◆ GIVEN TASK: Reproduce all the lines exactly as they stand, apart from the pictures.

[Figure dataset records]
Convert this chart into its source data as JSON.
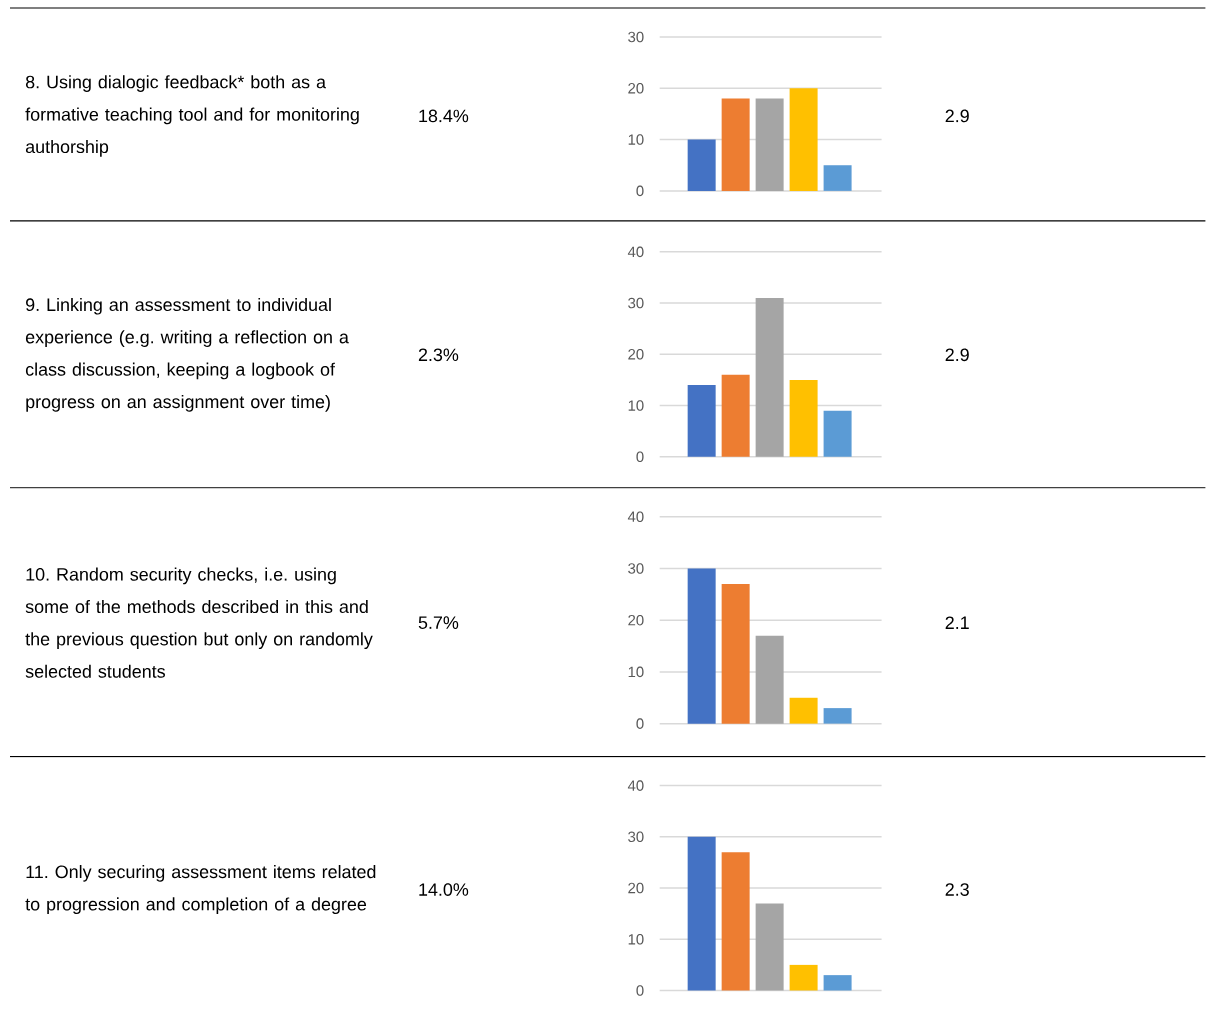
{
  "chart_data": [
    {
      "type": "bar",
      "annotations": [
        "8. Using dialogic feedback* both as a formative teaching tool and for monitoring authorship",
        "18.4%",
        "2.9"
      ],
      "categories": [
        null,
        null,
        null,
        null,
        null
      ],
      "values": [
        10,
        18,
        18,
        20,
        5
      ],
      "colors": [
        "#4472c4",
        "#ed7d31",
        "#a5a5a5",
        "#ffc000",
        "#5b9bd5"
      ],
      "ylim": [
        0,
        30
      ],
      "yticks": [
        0,
        10,
        20,
        30
      ],
      "grid": "y"
    },
    {
      "type": "bar",
      "annotations": [
        "9. Linking an assessment to individual experience (e.g. writing a reflection on a class discussion, keeping a logbook of progress on an assignment over time)",
        "2.3%",
        "2.9"
      ],
      "categories": [
        null,
        null,
        null,
        null,
        null
      ],
      "values": [
        14,
        16,
        31,
        15,
        9
      ],
      "colors": [
        "#4472c4",
        "#ed7d31",
        "#a5a5a5",
        "#ffc000",
        "#5b9bd5"
      ],
      "ylim": [
        0,
        40
      ],
      "yticks": [
        0,
        10,
        20,
        30,
        40
      ],
      "grid": "y"
    },
    {
      "type": "bar",
      "annotations": [
        "10. Random security checks, i.e. using some of the methods described in this and the previous question but only on randomly selected students",
        "5.7%",
        "2.1"
      ],
      "categories": [
        null,
        null,
        null,
        null,
        null
      ],
      "values": [
        30,
        27,
        17,
        5,
        3
      ],
      "colors": [
        "#4472c4",
        "#ed7d31",
        "#a5a5a5",
        "#ffc000",
        "#5b9bd5"
      ],
      "ylim": [
        0,
        40
      ],
      "yticks": [
        0,
        10,
        20,
        30,
        40
      ],
      "grid": "y"
    },
    {
      "type": "bar",
      "annotations": [
        "11. Only securing assessment items related to progression and completion of a degree",
        "14.0%",
        "2.3"
      ],
      "categories": [
        null,
        null,
        null,
        null,
        null
      ],
      "values": [
        30,
        27,
        17,
        5,
        3
      ],
      "colors": [
        "#4472c4",
        "#ed7d31",
        "#a5a5a5",
        "#ffc000",
        "#5b9bd5"
      ],
      "ylim": [
        0,
        40
      ],
      "yticks": [
        0,
        10,
        20,
        30,
        40
      ],
      "grid": "y"
    }
  ]
}
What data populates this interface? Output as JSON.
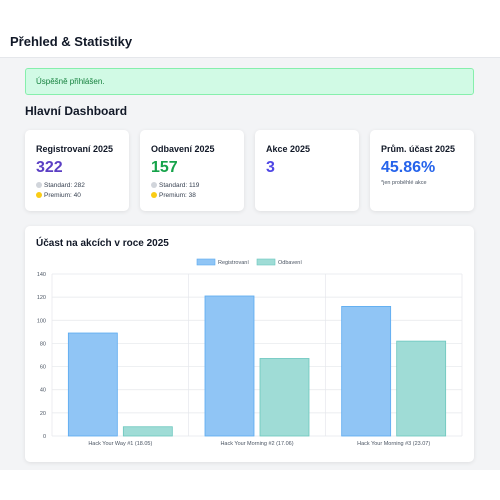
{
  "header": {
    "title": "Přehled & Statistiky"
  },
  "alert": {
    "text": "Úspěšně přihlášen."
  },
  "dashboard": {
    "title": "Hlavní Dashboard"
  },
  "cards": [
    {
      "label": "Registrovaní 2025",
      "value": "322",
      "value_color": "#5b3fc4",
      "sub": [
        {
          "dot": "#d1d5db",
          "text": "Standard: 282"
        },
        {
          "dot": "#facc15",
          "text": "Premium: 40"
        }
      ]
    },
    {
      "label": "Odbavení 2025",
      "value": "157",
      "value_color": "#16a34a",
      "sub": [
        {
          "dot": "#d1d5db",
          "text": "Standard: 119"
        },
        {
          "dot": "#facc15",
          "text": "Premium: 38"
        }
      ]
    },
    {
      "label": "Akce 2025",
      "value": "3",
      "value_color": "#4f46e5"
    },
    {
      "label": "Prům. účast 2025",
      "value": "45.86%",
      "value_color": "#2563eb",
      "note": "*jen proběhlé akce"
    }
  ],
  "chart_data": {
    "type": "bar",
    "title": "Účast na akcích v roce 2025",
    "categories": [
      "Hack Your Way #1 (18.05)",
      "Hack Your Morning #2 (17.06)",
      "Hack Your Morning #3 (23.07)"
    ],
    "series": [
      {
        "name": "Registrovaní",
        "values": [
          89,
          121,
          112
        ],
        "color": "#90c5f5",
        "border": "#5aaaf0"
      },
      {
        "name": "Odbavení",
        "values": [
          8,
          67,
          82
        ],
        "color": "#9fdcd6",
        "border": "#6cc7be"
      }
    ],
    "yticks": [
      0,
      20,
      40,
      60,
      80,
      100,
      120,
      140
    ],
    "ylim": [
      0,
      140
    ],
    "legend": "top-center",
    "grid": true
  }
}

◆ RIGHT ANSWER:
Convert this chart into its source data as JSON.
{
  "chart_data": [
    {
      "type": "bar",
      "annotations": [
        "8. Using dialogic feedback* both as a formative teaching tool and for monitoring authorship",
        "18.4%",
        "2.9"
      ],
      "categories": [
        null,
        null,
        null,
        null,
        null
      ],
      "values": [
        10,
        18,
        18,
        20,
        5
      ],
      "colors": [
        "#4472c4",
        "#ed7d31",
        "#a5a5a5",
        "#ffc000",
        "#5b9bd5"
      ],
      "ylim": [
        0,
        30
      ],
      "yticks": [
        0,
        10,
        20,
        30
      ],
      "grid": "y"
    },
    {
      "type": "bar",
      "annotations": [
        "9. Linking an assessment to individual experience (e.g. writing a reflection on a class discussion, keeping a logbook of progress on an assignment over time)",
        "2.3%",
        "2.9"
      ],
      "categories": [
        null,
        null,
        null,
        null,
        null
      ],
      "values": [
        14,
        16,
        31,
        15,
        9
      ],
      "colors": [
        "#4472c4",
        "#ed7d31",
        "#a5a5a5",
        "#ffc000",
        "#5b9bd5"
      ],
      "ylim": [
        0,
        40
      ],
      "yticks": [
        0,
        10,
        20,
        30,
        40
      ],
      "grid": "y"
    },
    {
      "type": "bar",
      "annotations": [
        "10. Random security checks, i.e. using some of the methods described in this and the previous question but only on randomly selected students",
        "5.7%",
        "2.1"
      ],
      "categories": [
        null,
        null,
        null,
        null,
        null
      ],
      "values": [
        30,
        27,
        17,
        5,
        3
      ],
      "colors": [
        "#4472c4",
        "#ed7d31",
        "#a5a5a5",
        "#ffc000",
        "#5b9bd5"
      ],
      "ylim": [
        0,
        40
      ],
      "yticks": [
        0,
        10,
        20,
        30,
        40
      ],
      "grid": "y"
    },
    {
      "type": "bar",
      "annotations": [
        "11. Only securing assessment items related to progression and completion of a degree",
        "14.0%",
        "2.3"
      ],
      "categories": [
        null,
        null,
        null,
        null,
        null
      ],
      "values": [
        30,
        27,
        17,
        5,
        3
      ],
      "colors": [
        "#4472c4",
        "#ed7d31",
        "#a5a5a5",
        "#ffc000",
        "#5b9bd5"
      ],
      "ylim": [
        0,
        40
      ],
      "yticks": [
        0,
        10,
        20,
        30,
        40
      ],
      "grid": "y"
    }
  ]
}
What data populates this interface? Output as JSON.
{
  "header": {
    "title": "Přehled & Statistiky"
  },
  "alert": {
    "text": "Úspěšně přihlášen."
  },
  "dashboard": {
    "title": "Hlavní Dashboard"
  },
  "cards": [
    {
      "label": "Registrovaní 2025",
      "value": "322",
      "value_color": "#5b3fc4",
      "sub": [
        {
          "dot": "#d1d5db",
          "text": "Standard: 282"
        },
        {
          "dot": "#facc15",
          "text": "Premium: 40"
        }
      ]
    },
    {
      "label": "Odbavení 2025",
      "value": "157",
      "value_color": "#16a34a",
      "sub": [
        {
          "dot": "#d1d5db",
          "text": "Standard: 119"
        },
        {
          "dot": "#facc15",
          "text": "Premium: 38"
        }
      ]
    },
    {
      "label": "Akce 2025",
      "value": "3",
      "value_color": "#4f46e5"
    },
    {
      "label": "Prům. účast 2025",
      "value": "45.86%",
      "value_color": "#2563eb",
      "note": "*jen proběhlé akce"
    }
  ],
  "chart_data": {
    "type": "bar",
    "title": "Účast na akcích v roce 2025",
    "categories": [
      "Hack Your Way #1 (18.05)",
      "Hack Your Morning #2 (17.06)",
      "Hack Your Morning #3 (23.07)"
    ],
    "series": [
      {
        "name": "Registrovaní",
        "values": [
          89,
          121,
          112
        ],
        "color": "#90c5f5",
        "border": "#5aaaf0"
      },
      {
        "name": "Odbavení",
        "values": [
          8,
          67,
          82
        ],
        "color": "#9fdcd6",
        "border": "#6cc7be"
      }
    ],
    "yticks": [
      0,
      20,
      40,
      60,
      80,
      100,
      120,
      140
    ],
    "ylim": [
      0,
      140
    ],
    "legend": "top-center",
    "grid": true
  }
}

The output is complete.